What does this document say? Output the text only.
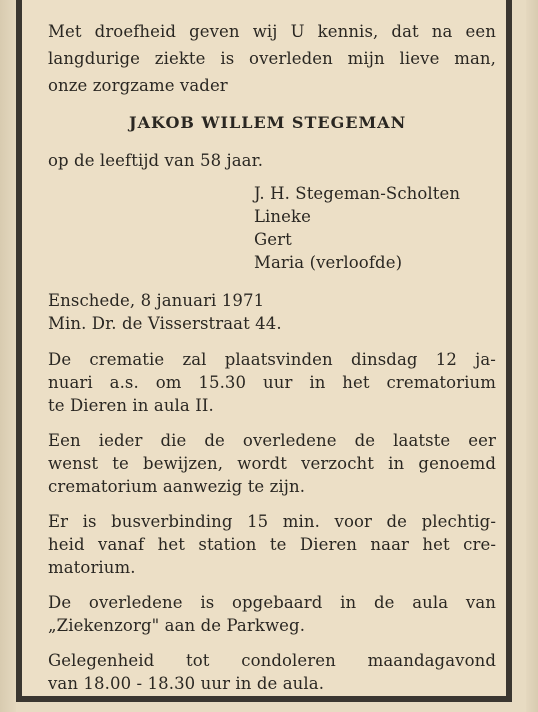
Met droefheid geven wij U kennis, dat na een
langdurige ziekte is overleden mijn lieve man,
onze zorgzame vader
JAKOB WILLEM STEGEMAN
op de leeftijd van 58 jaar.
J. H. Stegeman-Scholten
Lineke
Gert
Maria (verloofde)
Enschede, 8 januari 1971
Min. Dr. de Visserstraat 44.
De crematie zal plaatsvinden dinsdag 12 ja-
nuari a.s. om 15.30 uur in het crematorium
te Dieren in aula II.
Een ieder die de overledene de laatste eer
wenst te bewijzen, wordt verzocht in genoemd
crematorium aanwezig te zijn.
Er is busverbinding 15 min. voor de plechtig-
heid vanaf het station te Dieren naar het cre-
matorium.
De overledene is opgebaard in de aula van
„Ziekenzorg" aan de Parkweg.
Gelegenheid tot condoleren maandagavond
van 18.00 - 18.30 uur in de aula.
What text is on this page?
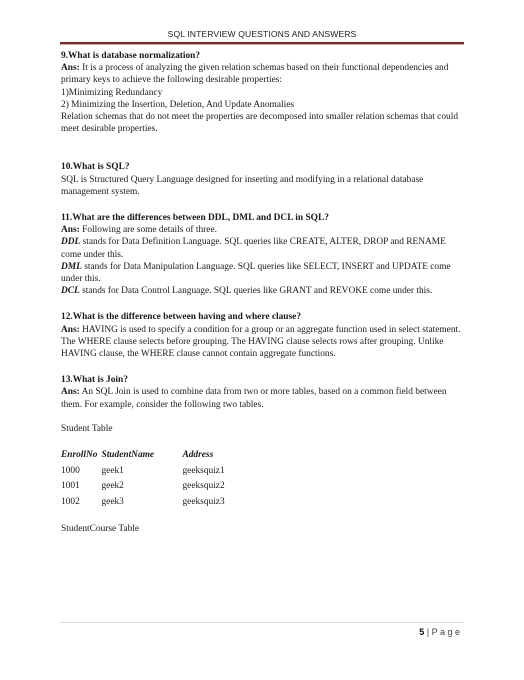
SQL INTERVIEW QUESTIONS AND ANSWERS

9.What is database normalization?

Ans: It is a process of analyzing the given relation schemas based on their functional dependencies and primary keys to achieve the following desirable properties:

1)Minimizing Redundancy

2) Minimizing the Insertion, Deletion, And Update Anomalies

Relation schemas that do not meet the properties are decomposed into smaller relation schemas that could meet desirable properties.

10.What is SQL?

SQL is Structured Query Language designed for inserting and modifying in a relational database management system.

11.What are the differences between DDL, DML and DCL in SQL?

Ans: Following are some details of three.

DDL stands for Data Definition Language. SQL queries like CREATE, ALTER, DROP and RENAME come under this.

DML stands for Data Manipulation Language. SQL queries like SELECT, INSERT and UPDATE come under this.

DCL stands for Data Control Language. SQL queries like GRANT and REVOKE come under this.

12.What is the difference between having and where clause?

Ans: HAVING is used to specify a condition for a group or an aggregate function used in select statement. The WHERE clause selects before grouping. The HAVING clause selects rows after grouping. Unlike HAVING clause, the WHERE clause cannot contain aggregate functions.

13.What is Join?

Ans: An SQL Join is used to combine data from two or more tables, based on a common field between them. For example, consider the following two tables.

Student Table

EnrollNo	StudentName	Address
1000	geek1	geeksquiz1
1001	geek2	geeksquiz2
1002	geek3	geeksquiz3

StudentCourse Table

5 | P a g e
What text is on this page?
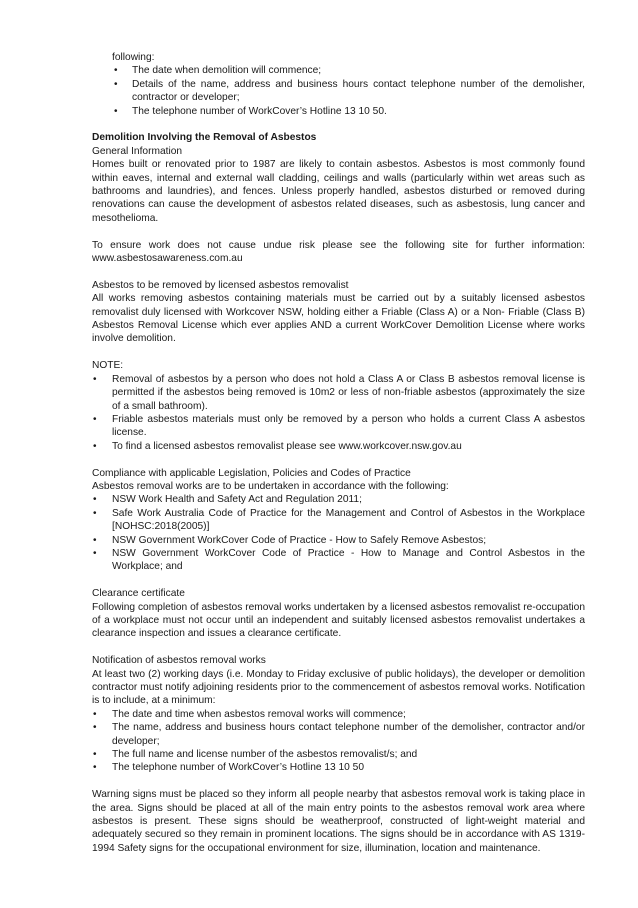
following:

• The date when demolition will commence;
• Details of the name, address and business hours contact telephone number of the demolisher, contractor or developer;
• The telephone number of WorkCover’s Hotline 13 10 50.

Demolition Involving the Removal of Asbestos

General Information

Homes built or renovated prior to 1987 are likely to contain asbestos. Asbestos is most commonly found within eaves, internal and external wall cladding, ceilings and walls (particularly within wet areas such as bathrooms and laundries), and fences. Unless properly handled, asbestos disturbed or removed during renovations can cause the development of asbestos related diseases, such as asbestosis, lung cancer and mesothelioma.

To ensure work does not cause undue risk please see the following site for further information: www.asbestosawareness.com.au

Asbestos to be removed by licensed asbestos removalist

All works removing asbestos containing materials must be carried out by a suitably licensed asbestos removalist duly licensed with Workcover NSW, holding either a Friable (Class A) or a Non- Friable (Class B) Asbestos Removal License which ever applies AND a current WorkCover Demolition License where works involve demolition.

NOTE:

• Removal of asbestos by a person who does not hold a Class A or Class B asbestos removal license is permitted if the asbestos being removed is 10m2 or less of non-friable asbestos (approximately the size of a small bathroom).
• Friable asbestos materials must only be removed by a person who holds a current Class A asbestos license.
• To find a licensed asbestos removalist please see www.workcover.nsw.gov.au

Compliance with applicable Legislation, Policies and Codes of Practice

Asbestos removal works are to be undertaken in accordance with the following:

• NSW Work Health and Safety Act and Regulation 2011;
• Safe Work Australia Code of Practice for the Management and Control of Asbestos in the Workplace [NOHSC:2018(2005)]
• NSW Government WorkCover Code of Practice - How to Safely Remove Asbestos;
• NSW Government WorkCover Code of Practice - How to Manage and Control Asbestos in the Workplace; and

Clearance certificate

Following completion of asbestos removal works undertaken by a licensed asbestos removalist re-occupation of a workplace must not occur until an independent and suitably licensed asbestos removalist undertakes a clearance inspection and issues a clearance certificate.

Notification of asbestos removal works

At least two (2) working days (i.e. Monday to Friday exclusive of public holidays), the developer or demolition contractor must notify adjoining residents prior to the commencement of asbestos removal works. Notification is to include, at a minimum:

• The date and time when asbestos removal works will commence;
• The name, address and business hours contact telephone number of the demolisher, contractor and/or developer;
• The full name and license number of the asbestos removalist/s; and
• The telephone number of WorkCover’s Hotline 13 10 50

Warning signs must be placed so they inform all people nearby that asbestos removal work is taking place in the area. Signs should be placed at all of the main entry points to the asbestos removal work area where asbestos is present. These signs should be weatherproof, constructed of light-weight material and adequately secured so they remain in prominent locations. The signs should be in accordance with AS 1319-1994 Safety signs for the occupational environment for size, illumination, location and maintenance.
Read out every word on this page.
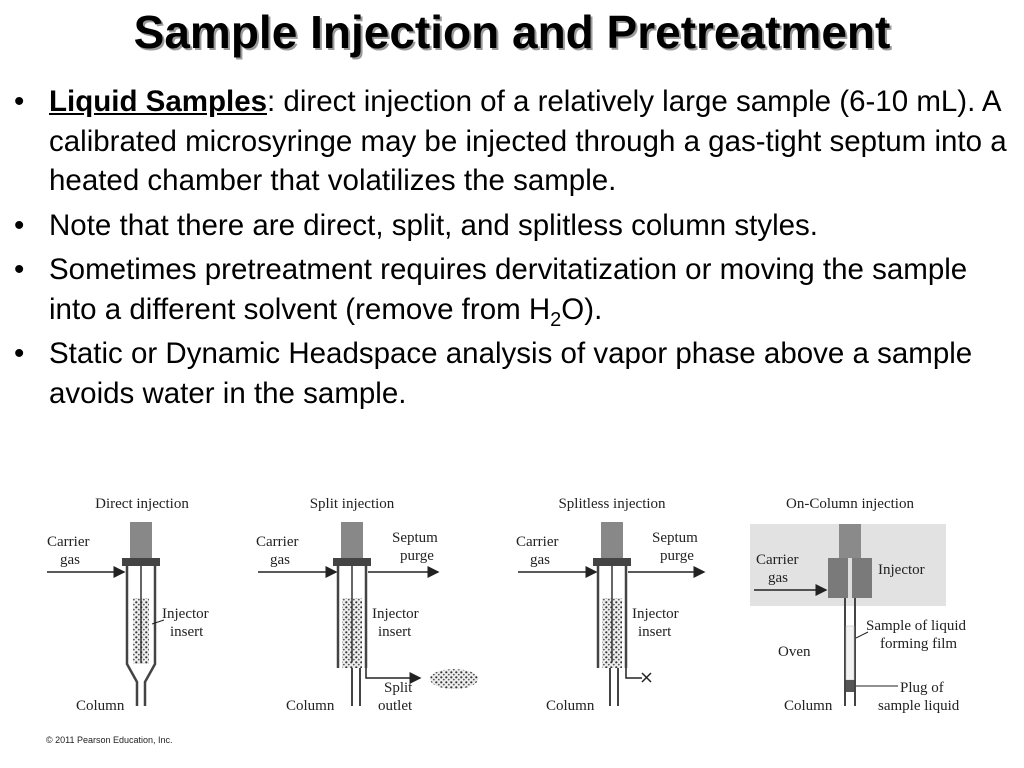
Sample Injection and Pretreatment
• Liquid Samples: direct injection of a relatively large sample (6-10 mL). A calibrated microsyringe may be injected through a gas-tight septum into a heated chamber that volatilizes the sample.
• Note that there are direct, split, and splitless column styles.
• Sometimes pretreatment requires dervitatization or moving the sample into a different solvent (remove from $H_2O$).
• Static or Dynamic Headspace analysis of vapor phase above a sample avoids water in the sample.
Direct injection
Carrier
gas
Injector
insert
Column
Split injection
Carrier
gas
Septum
purge
Injector
insert
Split
outlet
Column
Splitless injection
Carrier
gas
Septum
purge
Injector
insert
Column
On-Column injection
Carrier
gas	Injector
Oven
Sample of liquid
forming film
Plug of
sample liquid
Column
© 2011 Pearson Education, Inc.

________________________________________

Description of the task
Repeat all the data as it stands, dropping any images it holds.

Correct output
What does this document say? Output the text only.
Met droefheid geven wij U kennis, dat na een
langdurige ziekte is overleden mijn lieve man,
onze zorgzame vader
JAKOB WILLEM STEGEMAN
op de leeftijd van 58 jaar.
J. H. Stegeman-Scholten
Lineke
Gert
Maria (verloofde)
Enschede, 8 januari 1971
Min. Dr. de Visserstraat 44.
De crematie zal plaatsvinden dinsdag 12 ja-
nuari a.s. om 15.30 uur in het crematorium
te Dieren in aula II.
Een ieder die de overledene de laatste eer
wenst te bewijzen, wordt verzocht in genoemd
crematorium aanwezig te zijn.
Er is busverbinding 15 min. voor de plechtig-
heid vanaf het station te Dieren naar het cre-
matorium.
De overledene is opgebaard in de aula van
„Ziekenzorg" aan de Parkweg.
Gelegenheid tot condoleren maandagavond
van 18.00 - 18.30 uur in de aula.
What text is on this page?
SQL INTERVIEW QUESTIONS AND ANSWERS

9.What is database normalization?

Ans: It is a process of analyzing the given relation schemas based on their functional dependencies and primary keys to achieve the following desirable properties:

1)Minimizing Redundancy

2) Minimizing the Insertion, Deletion, And Update Anomalies

Relation schemas that do not meet the properties are decomposed into smaller relation schemas that could meet desirable properties.

10.What is SQL?

SQL is Structured Query Language designed for inserting and modifying in a relational database management system.

11.What are the differences between DDL, DML and DCL in SQL?

Ans: Following are some details of three.

DDL stands for Data Definition Language. SQL queries like CREATE, ALTER, DROP and RENAME come under this.

DML stands for Data Manipulation Language. SQL queries like SELECT, INSERT and UPDATE come under this.

DCL stands for Data Control Language. SQL queries like GRANT and REVOKE come under this.

12.What is the difference between having and where clause?

Ans: HAVING is used to specify a condition for a group or an aggregate function used in select statement. The WHERE clause selects before grouping. The HAVING clause selects rows after grouping. Unlike HAVING clause, the WHERE clause cannot contain aggregate functions.

13.What is Join?

Ans: An SQL Join is used to combine data from two or more tables, based on a common field between them. For example, consider the following two tables.

Student Table

EnrollNo	StudentName	Address
1000	geek1	geeksquiz1
1001	geek2	geeksquiz2
1002	geek3	geeksquiz3

StudentCourse Table

5 | P a g e
What text is on this page?
following:

• The date when demolition will commence;
• Details of the name, address and business hours contact telephone number of the demolisher, contractor or developer;
• The telephone number of WorkCover’s Hotline 13 10 50.

Demolition Involving the Removal of Asbestos

General Information

Homes built or renovated prior to 1987 are likely to contain asbestos. Asbestos is most commonly found within eaves, internal and external wall cladding, ceilings and walls (particularly within wet areas such as bathrooms and laundries), and fences. Unless properly handled, asbestos disturbed or removed during renovations can cause the development of asbestos related diseases, such as asbestosis, lung cancer and mesothelioma.

To ensure work does not cause undue risk please see the following site for further information: www.asbestosawareness.com.au

Asbestos to be removed by licensed asbestos removalist

All works removing asbestos containing materials must be carried out by a suitably licensed asbestos removalist duly licensed with Workcover NSW, holding either a Friable (Class A) or a Non- Friable (Class B) Asbestos Removal License which ever applies AND a current WorkCover Demolition License where works involve demolition.

NOTE:

• Removal of asbestos by a person who does not hold a Class A or Class B asbestos removal license is permitted if the asbestos being removed is 10m2 or less of non-friable asbestos (approximately the size of a small bathroom).
• Friable asbestos materials must only be removed by a person who holds a current Class A asbestos license.
• To find a licensed asbestos removalist please see www.workcover.nsw.gov.au

Compliance with applicable Legislation, Policies and Codes of Practice

Asbestos removal works are to be undertaken in accordance with the following:

• NSW Work Health and Safety Act and Regulation 2011;
• Safe Work Australia Code of Practice for the Management and Control of Asbestos in the Workplace [NOHSC:2018(2005)]
• NSW Government WorkCover Code of Practice - How to Safely Remove Asbestos;
• NSW Government WorkCover Code of Practice - How to Manage and Control Asbestos in the Workplace; and

Clearance certificate

Following completion of asbestos removal works undertaken by a licensed asbestos removalist re-occupation of a workplace must not occur until an independent and suitably licensed asbestos removalist undertakes a clearance inspection and issues a clearance certificate.

Notification of asbestos removal works

At least two (2) working days (i.e. Monday to Friday exclusive of public holidays), the developer or demolition contractor must notify adjoining residents prior to the commencement of asbestos removal works. Notification is to include, at a minimum:

• The date and time when asbestos removal works will commence;
• The name, address and business hours contact telephone number of the demolisher, contractor and/or developer;
• The full name and license number of the asbestos removalist/s; and
• The telephone number of WorkCover’s Hotline 13 10 50

Warning signs must be placed so they inform all people nearby that asbestos removal work is taking place in the area. Signs should be placed at all of the main entry points to the asbestos removal work area where asbestos is present. These signs should be weatherproof, constructed of light-weight material and adequately secured so they remain in prominent locations. The signs should be in accordance with AS 1319-1994 Safety signs for the occupational environment for size, illumination, location and maintenance.
Read out every word on this page.
Sample Injection and Pretreatment
• Liquid Samples: direct injection of a relatively large sample (6-10 mL). A calibrated microsyringe may be injected through a gas-tight septum into a heated chamber that volatilizes the sample.
• Note that there are direct, split, and splitless column styles.
• Sometimes pretreatment requires dervitatization or moving the sample into a different solvent (remove from $H_2O$).
• Static or Dynamic Headspace analysis of vapor phase above a sample avoids water in the sample.
Direct injection
Carrier
gas
Injector
insert
Column
Split injection
Carrier
gas
Septum
purge
Injector
insert
Split
outlet
Column
Splitless injection
Carrier
gas
Septum
purge
Injector
insert
Column
On-Column injection
Carrier
gas	Injector
Oven
Sample of liquid
forming film
Plug of
sample liquid
Column
© 2011 Pearson Education, Inc.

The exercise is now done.